Work required: Show each line of the records that contains the word "object", reproducing every such line in full.

Data shown:
= = = = = = =
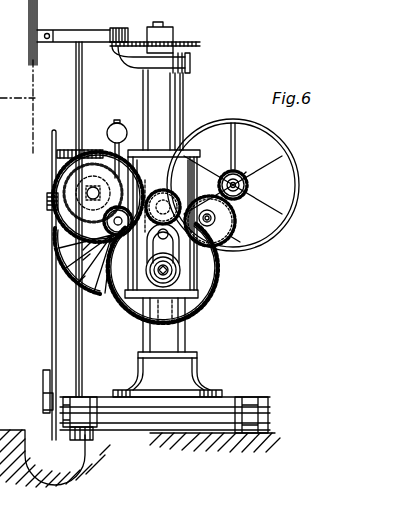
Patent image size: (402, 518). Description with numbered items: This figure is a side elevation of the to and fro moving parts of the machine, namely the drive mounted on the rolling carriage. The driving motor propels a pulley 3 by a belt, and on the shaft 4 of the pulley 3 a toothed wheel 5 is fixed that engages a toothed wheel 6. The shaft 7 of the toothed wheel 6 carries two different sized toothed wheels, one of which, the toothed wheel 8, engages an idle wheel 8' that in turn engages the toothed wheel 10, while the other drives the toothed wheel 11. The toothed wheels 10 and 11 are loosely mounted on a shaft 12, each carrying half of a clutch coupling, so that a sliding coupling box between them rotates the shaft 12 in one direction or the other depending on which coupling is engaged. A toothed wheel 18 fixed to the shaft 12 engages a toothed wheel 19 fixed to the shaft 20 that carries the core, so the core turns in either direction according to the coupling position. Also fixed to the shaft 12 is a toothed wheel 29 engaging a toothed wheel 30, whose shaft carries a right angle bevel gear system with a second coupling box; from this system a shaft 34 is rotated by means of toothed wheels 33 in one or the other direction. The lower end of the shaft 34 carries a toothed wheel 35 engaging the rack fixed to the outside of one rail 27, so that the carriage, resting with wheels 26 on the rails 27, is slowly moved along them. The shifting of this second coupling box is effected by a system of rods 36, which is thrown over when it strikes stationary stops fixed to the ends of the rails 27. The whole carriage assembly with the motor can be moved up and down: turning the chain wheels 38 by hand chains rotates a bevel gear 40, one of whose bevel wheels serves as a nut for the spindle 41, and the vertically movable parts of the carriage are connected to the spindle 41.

The pulley 3 is at (285, 152).
The shaft 4 is at (244, 175).
The toothed wheel 5 is at (248, 185).
The toothed wheel 6 is at (215, 222).
The shaft 7 is at (243, 250).
The toothed wheel 8 is at (213, 241).
The idle wheel 8' is at (163, 193).
The toothed wheel 10 is at (83, 250).
The toothed wheel 11 is at (83, 260).
The shaft 12 is at (100, 221).
The toothed wheel 18 is at (78, 283).
The toothed wheel 19 is at (198, 314).
The shaft 20 is at (193, 281).
The wheels 26 is at (86, 402).
The rails 27 is at (210, 441).
The toothed wheel 29 is at (99, 297).
The toothed wheel 30 is at (52, 186).
The toothed wheels 33 is at (77, 152).
The shaft 34 is at (82, 88).
The toothed wheel 35 is at (70, 440).
The system of rods 36 is at (55, 265).
The chain wheels 38 is at (37, 13).
The bevel gear 40 is at (131, 38).
The spindle 41 is at (165, 24).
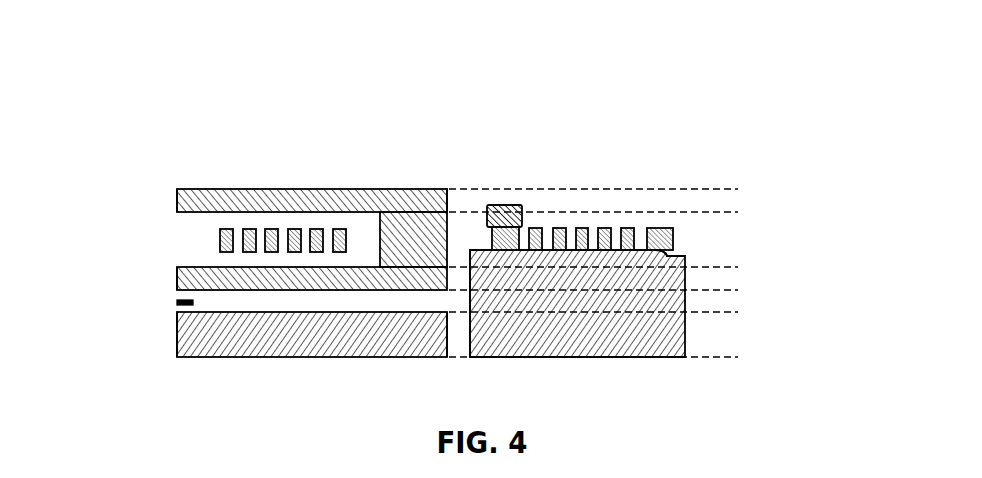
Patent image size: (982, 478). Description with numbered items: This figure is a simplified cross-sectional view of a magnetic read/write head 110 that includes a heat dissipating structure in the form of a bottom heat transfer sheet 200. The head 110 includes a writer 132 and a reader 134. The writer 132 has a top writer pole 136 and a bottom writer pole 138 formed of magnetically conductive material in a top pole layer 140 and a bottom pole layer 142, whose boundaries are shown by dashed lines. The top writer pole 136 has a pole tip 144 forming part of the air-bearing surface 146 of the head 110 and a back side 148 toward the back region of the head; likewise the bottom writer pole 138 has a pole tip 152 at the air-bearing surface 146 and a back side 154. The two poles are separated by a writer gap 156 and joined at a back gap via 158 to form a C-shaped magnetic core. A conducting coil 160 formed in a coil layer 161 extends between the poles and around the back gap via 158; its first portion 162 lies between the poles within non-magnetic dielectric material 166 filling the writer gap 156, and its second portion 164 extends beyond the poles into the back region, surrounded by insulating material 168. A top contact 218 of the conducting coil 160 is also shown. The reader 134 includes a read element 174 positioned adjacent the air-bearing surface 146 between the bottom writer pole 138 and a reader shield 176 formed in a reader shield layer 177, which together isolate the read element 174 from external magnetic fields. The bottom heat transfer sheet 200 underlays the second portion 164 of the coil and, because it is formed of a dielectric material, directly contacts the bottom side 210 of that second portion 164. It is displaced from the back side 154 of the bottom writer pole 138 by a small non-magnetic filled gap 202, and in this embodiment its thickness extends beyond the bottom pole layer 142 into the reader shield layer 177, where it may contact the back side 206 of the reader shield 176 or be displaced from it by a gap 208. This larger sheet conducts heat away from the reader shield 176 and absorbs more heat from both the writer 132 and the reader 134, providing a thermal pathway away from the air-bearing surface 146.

The read/write head 110 is at (523, 111).
The writer 132 is at (288, 188).
The reader 134 is at (257, 379).
The top writer pole 136 is at (289, 189).
The bottom writer pole 138 is at (183, 270).
The top pole layer 140 is at (727, 200).
The bottom pole layer 142 is at (733, 276).
The pole tip 144 is at (177, 200).
The air-bearing surface 146 is at (165, 357).
The back side 148 is at (449, 201).
The pole tip 152 is at (177, 282).
The back side 154 is at (452, 282).
The writer gap 156 is at (188, 236).
The back gap via 158 is at (413, 227).
The conducting coil 160 is at (622, 211).
The coil layer 161 is at (730, 228).
The first portion 162 is at (250, 217).
The second portion 164 is at (585, 212).
The non-magnetic dielectric material 166 is at (193, 220).
The insulating material 168 is at (545, 218).
The read element 174 is at (177, 302).
The reader shield 176 is at (290, 348).
The reader shield layer 177 is at (730, 335).
The bottom heat transfer sheet 200 is at (640, 261).
The gap 202 is at (460, 280).
The back side 206 is at (450, 344).
The gap 208 is at (465, 348).
The bottom side 210 is at (685, 256).
The top contact 218 is at (512, 205).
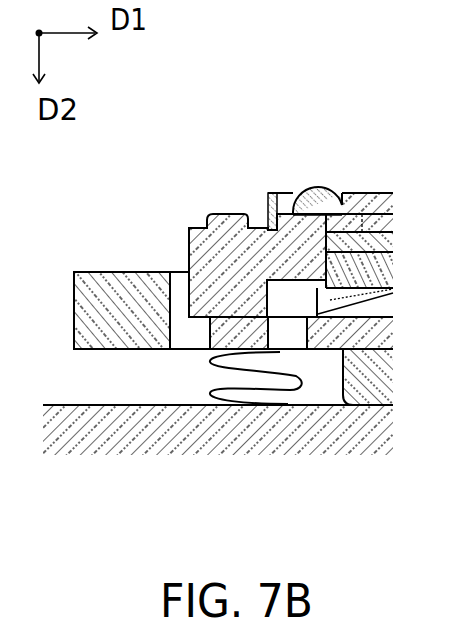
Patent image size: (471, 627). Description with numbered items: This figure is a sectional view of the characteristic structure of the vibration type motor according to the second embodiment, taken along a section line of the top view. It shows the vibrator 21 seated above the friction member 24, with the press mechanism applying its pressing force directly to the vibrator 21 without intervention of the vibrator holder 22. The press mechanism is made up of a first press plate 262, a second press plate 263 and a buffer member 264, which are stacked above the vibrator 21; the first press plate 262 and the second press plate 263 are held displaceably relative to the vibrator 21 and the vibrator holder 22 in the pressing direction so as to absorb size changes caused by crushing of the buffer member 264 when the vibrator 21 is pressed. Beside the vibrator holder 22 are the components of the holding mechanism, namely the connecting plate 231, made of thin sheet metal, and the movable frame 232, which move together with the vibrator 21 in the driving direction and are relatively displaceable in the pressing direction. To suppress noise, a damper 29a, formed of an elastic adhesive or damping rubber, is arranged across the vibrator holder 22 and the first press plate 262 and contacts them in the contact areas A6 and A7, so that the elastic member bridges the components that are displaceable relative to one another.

The vibrator 21 is at (371, 302).
The vibrator holder 22 is at (253, 282).
The friction member 24 is at (77, 435).
The damper 29a is at (320, 187).
The connecting plate 231 is at (260, 228).
The movable frame 232 is at (122, 328).
The first press plate 262 is at (380, 206).
The second press plate 263 is at (373, 242).
The buffer member 264 is at (384, 283).
The contact area A6 is at (293, 213).
The contact area A7 is at (338, 194).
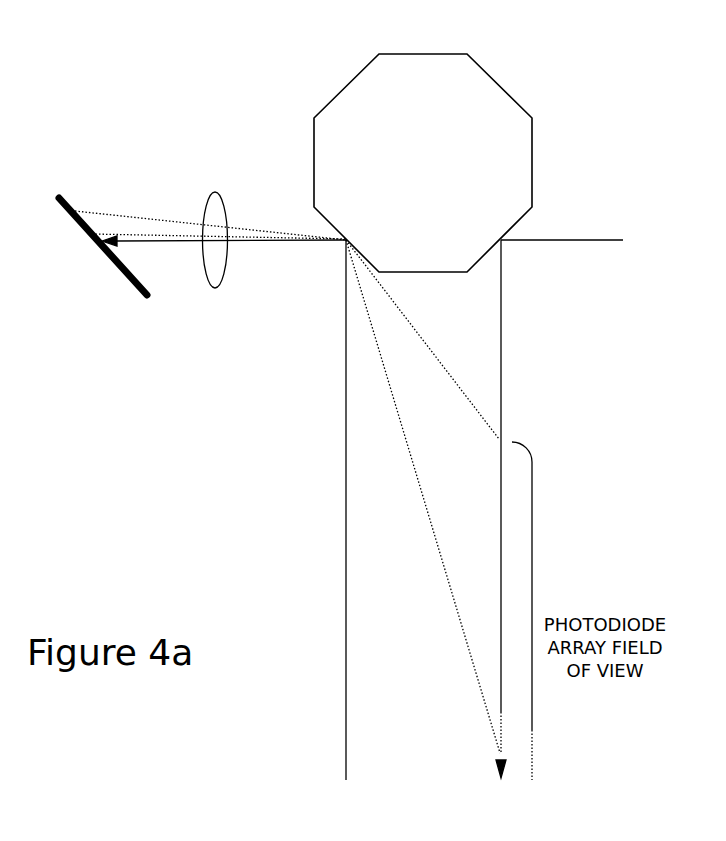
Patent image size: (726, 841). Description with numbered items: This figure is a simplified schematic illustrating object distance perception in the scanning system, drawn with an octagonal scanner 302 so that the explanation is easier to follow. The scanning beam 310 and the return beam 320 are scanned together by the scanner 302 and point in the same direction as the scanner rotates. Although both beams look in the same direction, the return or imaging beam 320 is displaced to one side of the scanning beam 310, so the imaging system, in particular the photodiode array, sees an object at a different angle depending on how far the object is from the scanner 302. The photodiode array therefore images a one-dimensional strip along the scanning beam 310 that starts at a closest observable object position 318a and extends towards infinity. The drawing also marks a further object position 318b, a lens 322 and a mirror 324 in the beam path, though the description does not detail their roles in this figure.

The scanner 302 is at (441, 133).
The scanning beam 310 is at (502, 317).
The object position 318a is at (100, 212).
The second light beam 318b is at (151, 241).
The return beam 320 is at (347, 699).
The lens 322 is at (216, 193).
The mirror 324 is at (137, 297).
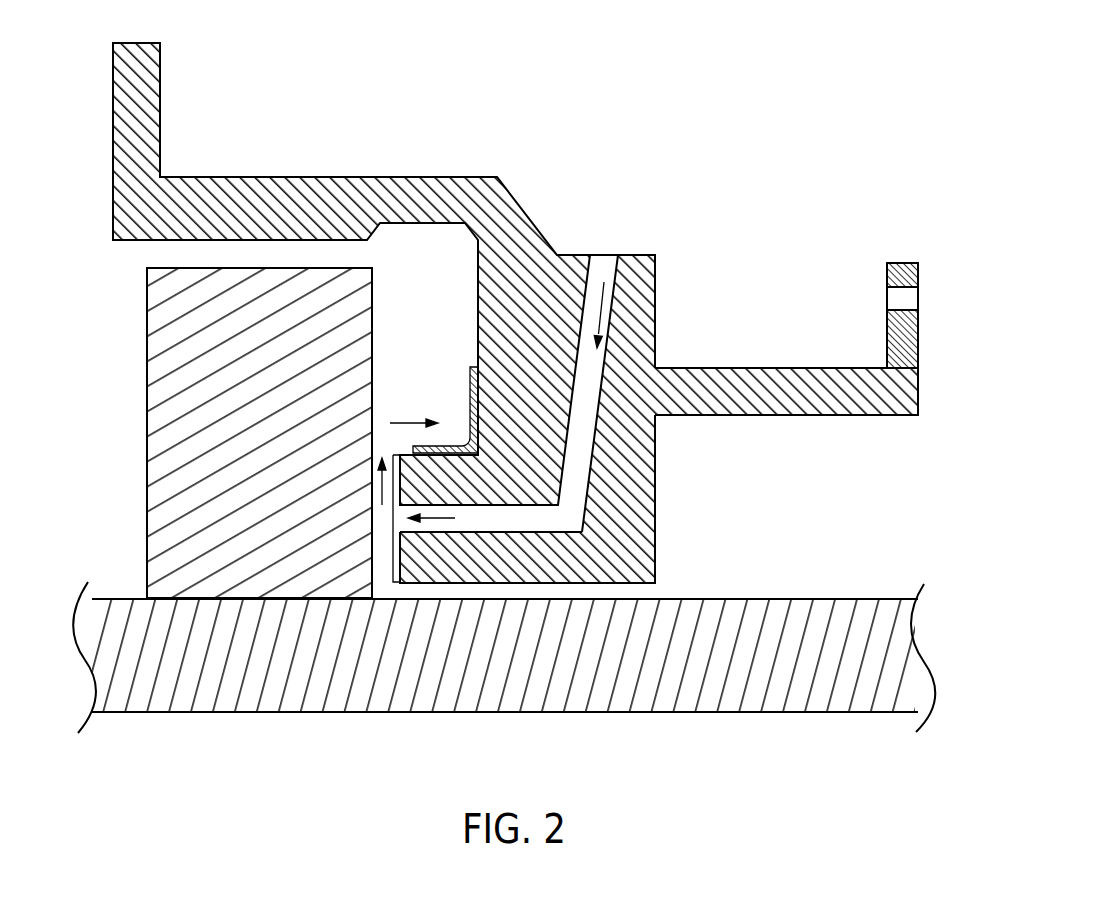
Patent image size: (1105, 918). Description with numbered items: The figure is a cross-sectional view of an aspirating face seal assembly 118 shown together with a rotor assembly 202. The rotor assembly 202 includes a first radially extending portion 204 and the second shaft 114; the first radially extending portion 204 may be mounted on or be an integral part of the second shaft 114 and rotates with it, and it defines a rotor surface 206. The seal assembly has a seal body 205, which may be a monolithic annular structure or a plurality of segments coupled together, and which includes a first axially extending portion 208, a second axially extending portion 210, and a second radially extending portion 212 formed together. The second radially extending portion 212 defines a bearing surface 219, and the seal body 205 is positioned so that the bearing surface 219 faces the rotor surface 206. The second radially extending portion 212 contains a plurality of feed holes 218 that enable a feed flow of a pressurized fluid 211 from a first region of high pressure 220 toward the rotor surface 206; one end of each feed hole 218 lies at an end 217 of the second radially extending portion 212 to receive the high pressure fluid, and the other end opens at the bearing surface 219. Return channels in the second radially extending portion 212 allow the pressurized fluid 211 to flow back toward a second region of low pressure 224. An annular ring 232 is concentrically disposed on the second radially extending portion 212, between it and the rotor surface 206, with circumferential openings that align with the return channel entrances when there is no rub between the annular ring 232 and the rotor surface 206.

The second shaft 114 is at (160, 708).
The aspirating face seal assembly 118 is at (982, 56).
The rotor assembly 202 is at (784, 726).
The first radially extending portion 204 is at (152, 322).
The seal body 205 is at (532, 224).
The rotor surface 206 is at (374, 293).
The first axially extending portion 208 is at (848, 416).
The second axially extending portion 210 is at (208, 177).
The pressurized fluid 211 is at (605, 309).
The second radially extending portion 212 is at (655, 532).
The end 217 is at (655, 255).
The feed holes 218 is at (568, 523).
The bearing surface 219 is at (388, 518).
The first region of high pressure 220 is at (693, 165).
The second region of low pressure 224 is at (452, 308).
The annular ring 232 is at (470, 378).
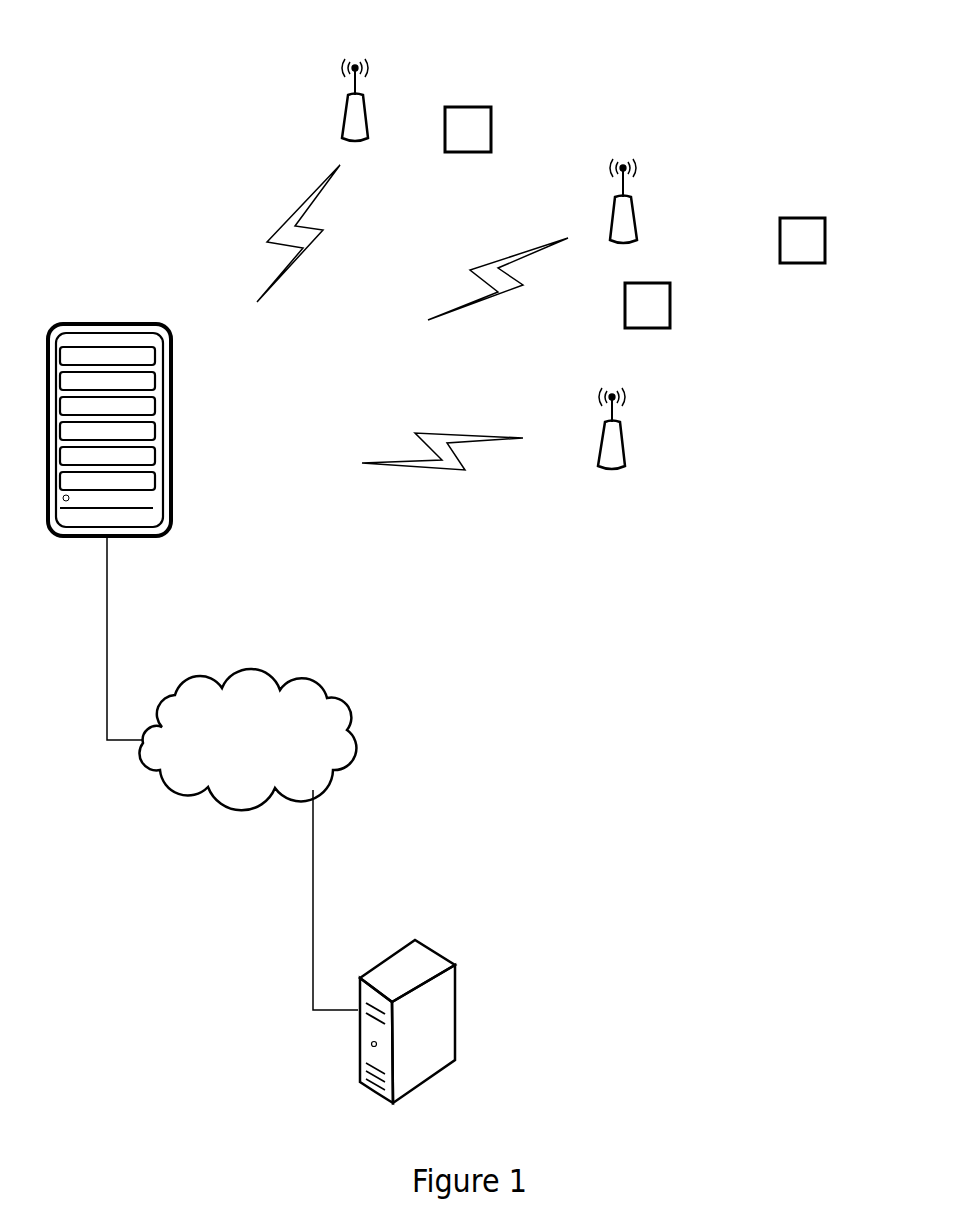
= = = = = = =
Exercise response:
Patent image size: (726, 841). Description with numbered items: This figure is a simplified schematic illustrating object distance perception in the scanning system, drawn with an octagonal scanner 302 so that the explanation is easier to follow. The scanning beam 310 and the return beam 320 are scanned together by the scanner 302 and point in the same direction as the scanner rotates. Although both beams look in the same direction, the return or imaging beam 320 is displaced to one side of the scanning beam 310, so the imaging system, in particular the photodiode array, sees an object at a different angle depending on how far the object is from the scanner 302. The photodiode array therefore images a one-dimensional strip along the scanning beam 310 that starts at a closest observable object position 318a and extends towards infinity. The drawing also marks a further object position 318b, a lens 322 and a mirror 324 in the beam path, though the description does not detail their roles in this figure.
The object position 318a is at (100, 212).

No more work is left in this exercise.